__Objective__.
Set down every entry again word for word, please, but skip the pictures.
[START OF Source records]
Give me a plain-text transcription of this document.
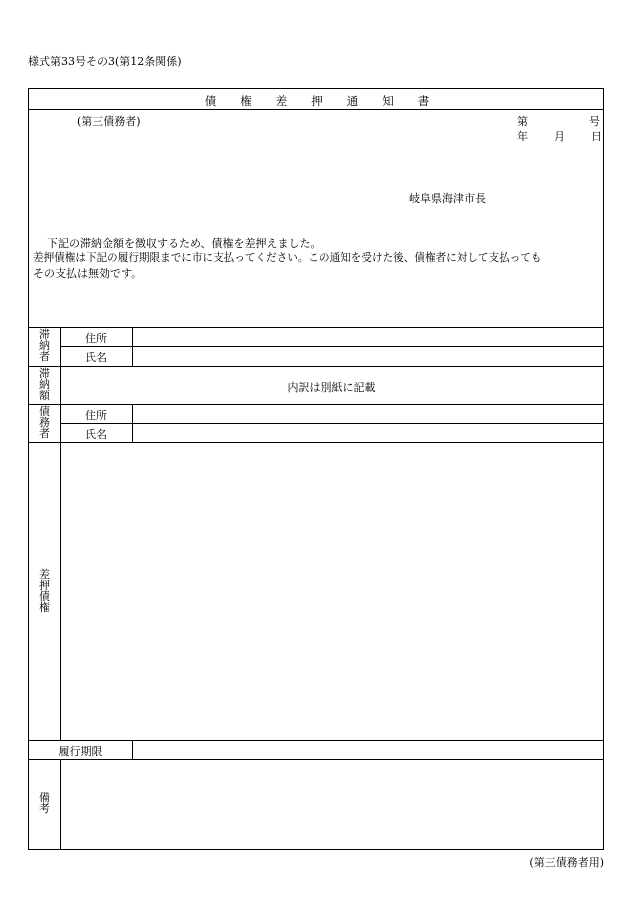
様式第33号その3(第12条関係)
債 権 差 押 通 知 書
(第三債務者)	第	号
年 月 日
岐阜県海津市長
下記の滞納金額を徴収するため、債権を差押えました。
差押債権は下記の履行期限までに市に支払ってください。この通知を受けた後、債権者に対して支払っても
その支払は無効です。
滞
納
者
住所
氏名
滞
納
額
内訳は別紙に記載
債
務
者
住所
氏名
差
押
債
権
履行期限
備
考
(第三債務者用)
[END OF Source records]
__Response to this exercise__.
Give me a plain-text transcription of this document.
様式第33号その3(第12条関係)
債 権 差 押 通 知 書
(第三債務者)	第	号
年 月 日
岐阜県海津市長
下記の滞納金額を徴収するため、債権を差押えました。
差押債権は下記の履行期限までに市に支払ってください。この通知を受けた後、債権者に対して支払っても
その支払は無効です。
滞
納
者
住所
氏名
滞
納
額
内訳は別紙に記載
債
務
者
住所
氏名
差
押
債
権
履行期限
備
考
(第三債務者用)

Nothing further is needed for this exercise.